Listing »
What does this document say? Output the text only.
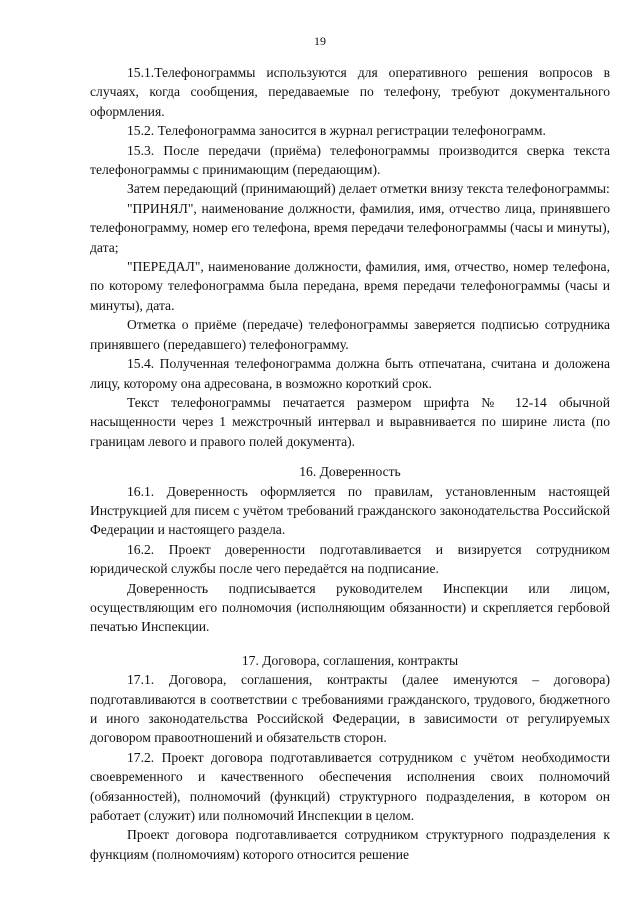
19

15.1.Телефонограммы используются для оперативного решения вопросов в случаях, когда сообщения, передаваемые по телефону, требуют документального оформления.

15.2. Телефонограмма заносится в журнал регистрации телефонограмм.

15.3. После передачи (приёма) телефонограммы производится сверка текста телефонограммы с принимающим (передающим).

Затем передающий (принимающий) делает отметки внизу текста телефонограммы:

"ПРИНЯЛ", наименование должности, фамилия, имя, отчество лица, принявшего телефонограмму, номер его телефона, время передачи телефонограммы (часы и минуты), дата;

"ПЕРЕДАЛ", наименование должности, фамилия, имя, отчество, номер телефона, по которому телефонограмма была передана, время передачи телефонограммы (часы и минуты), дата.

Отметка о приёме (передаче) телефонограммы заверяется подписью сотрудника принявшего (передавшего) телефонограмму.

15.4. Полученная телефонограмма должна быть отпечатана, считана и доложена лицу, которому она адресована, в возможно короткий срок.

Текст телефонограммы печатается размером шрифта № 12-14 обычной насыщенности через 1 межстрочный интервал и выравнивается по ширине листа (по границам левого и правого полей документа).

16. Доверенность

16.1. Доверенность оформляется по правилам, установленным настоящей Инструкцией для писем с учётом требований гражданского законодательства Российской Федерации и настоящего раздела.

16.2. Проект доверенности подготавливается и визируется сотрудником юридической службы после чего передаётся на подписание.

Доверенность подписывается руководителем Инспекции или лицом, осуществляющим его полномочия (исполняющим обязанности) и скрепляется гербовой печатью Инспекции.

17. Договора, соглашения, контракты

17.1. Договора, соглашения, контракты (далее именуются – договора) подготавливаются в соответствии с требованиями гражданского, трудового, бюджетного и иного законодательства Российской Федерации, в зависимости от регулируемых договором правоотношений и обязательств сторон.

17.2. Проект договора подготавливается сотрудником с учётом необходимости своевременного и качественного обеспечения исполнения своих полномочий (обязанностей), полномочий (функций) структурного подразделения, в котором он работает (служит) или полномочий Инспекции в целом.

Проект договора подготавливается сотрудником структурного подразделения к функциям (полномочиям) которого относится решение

* * *

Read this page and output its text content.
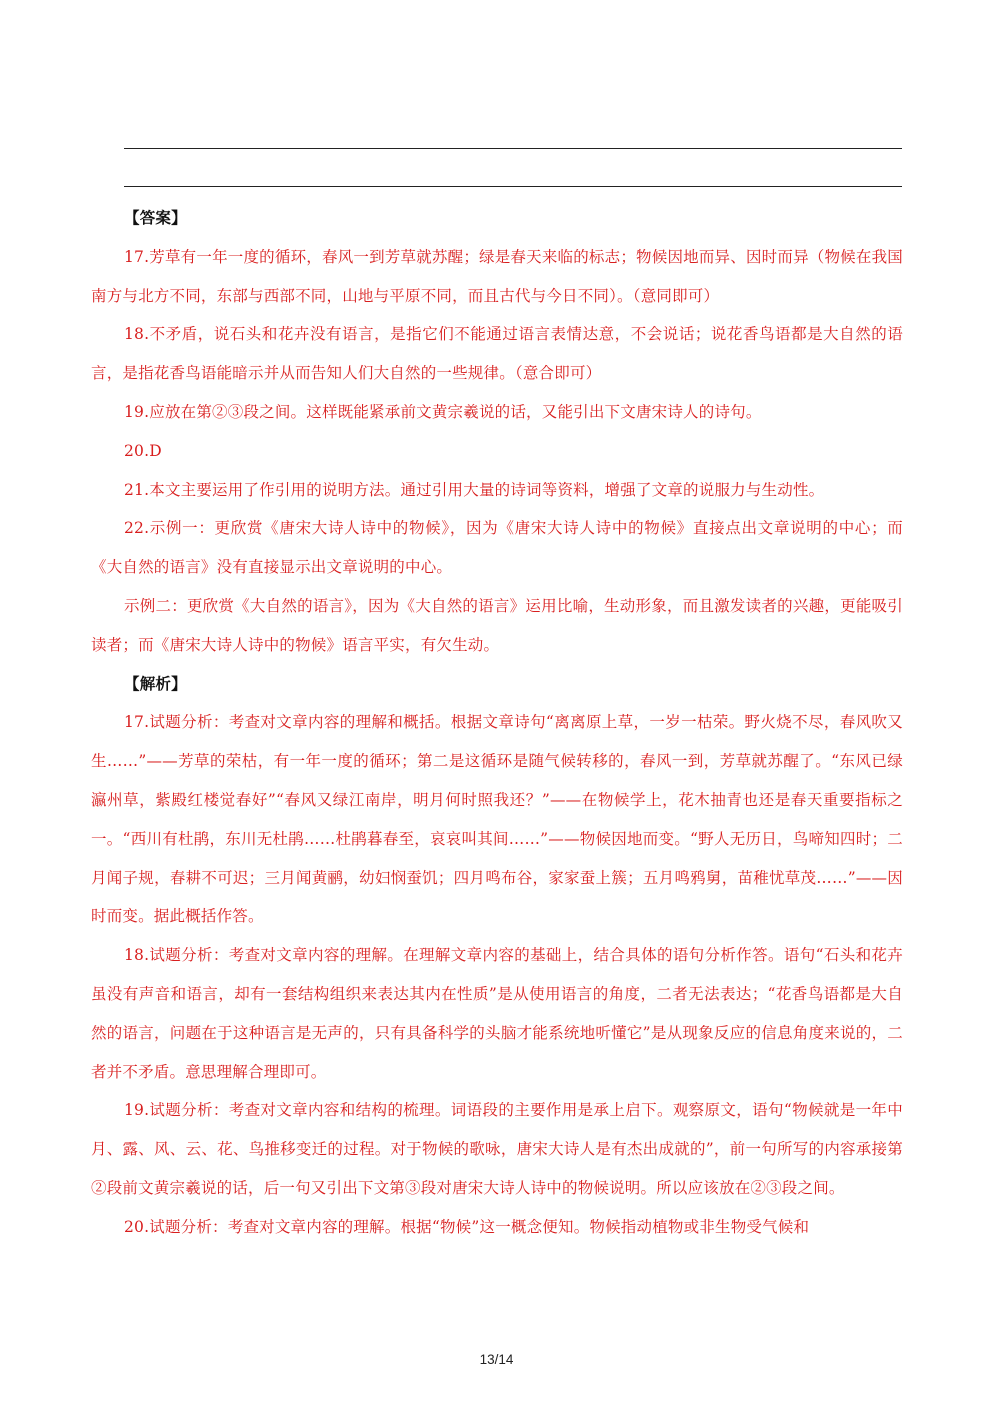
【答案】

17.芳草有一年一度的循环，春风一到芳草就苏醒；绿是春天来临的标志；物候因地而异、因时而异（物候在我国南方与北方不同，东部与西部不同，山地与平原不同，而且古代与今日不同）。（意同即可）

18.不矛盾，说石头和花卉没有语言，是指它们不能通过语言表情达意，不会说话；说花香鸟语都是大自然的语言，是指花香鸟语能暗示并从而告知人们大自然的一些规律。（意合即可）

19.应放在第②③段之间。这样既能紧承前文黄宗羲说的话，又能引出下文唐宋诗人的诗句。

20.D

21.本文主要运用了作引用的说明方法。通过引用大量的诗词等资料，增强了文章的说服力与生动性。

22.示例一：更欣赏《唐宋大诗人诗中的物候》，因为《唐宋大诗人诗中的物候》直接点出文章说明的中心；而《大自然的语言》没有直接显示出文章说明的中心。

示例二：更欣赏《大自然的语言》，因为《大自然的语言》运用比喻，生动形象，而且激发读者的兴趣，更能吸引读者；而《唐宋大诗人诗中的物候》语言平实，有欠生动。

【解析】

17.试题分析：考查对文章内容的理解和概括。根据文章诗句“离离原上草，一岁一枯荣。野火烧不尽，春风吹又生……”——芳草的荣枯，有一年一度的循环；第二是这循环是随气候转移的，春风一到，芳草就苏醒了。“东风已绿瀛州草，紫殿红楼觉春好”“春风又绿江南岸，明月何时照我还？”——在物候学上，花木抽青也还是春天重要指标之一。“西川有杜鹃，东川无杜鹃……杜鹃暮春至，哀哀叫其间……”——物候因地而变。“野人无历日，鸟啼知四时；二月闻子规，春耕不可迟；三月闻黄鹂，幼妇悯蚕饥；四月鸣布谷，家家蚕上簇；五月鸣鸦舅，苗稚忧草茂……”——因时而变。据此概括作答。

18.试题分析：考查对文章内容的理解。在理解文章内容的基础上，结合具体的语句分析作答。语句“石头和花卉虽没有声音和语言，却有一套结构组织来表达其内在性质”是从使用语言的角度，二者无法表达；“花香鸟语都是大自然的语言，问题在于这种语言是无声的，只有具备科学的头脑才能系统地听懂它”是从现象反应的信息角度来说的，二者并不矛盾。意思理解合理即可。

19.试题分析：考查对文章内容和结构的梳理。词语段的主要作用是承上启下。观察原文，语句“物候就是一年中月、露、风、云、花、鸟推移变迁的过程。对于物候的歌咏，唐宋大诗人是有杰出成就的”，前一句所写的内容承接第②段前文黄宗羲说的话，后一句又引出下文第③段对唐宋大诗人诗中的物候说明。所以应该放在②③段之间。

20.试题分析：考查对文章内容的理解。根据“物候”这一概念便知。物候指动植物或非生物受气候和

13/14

Task details »
Gather each line of the listing that holds the string "телефонограмму".

Exercise result »
"ПРИНЯЛ", наименование должности, фамилия, имя, отчество лица, принявшего телефонограмму, номер его телефона, время передачи телефонограммы (часы и минуты), дата;
Отметка о приёме (передаче) телефонограммы заверяется подписью сотрудника принявшего (передавшего) телефонограмму.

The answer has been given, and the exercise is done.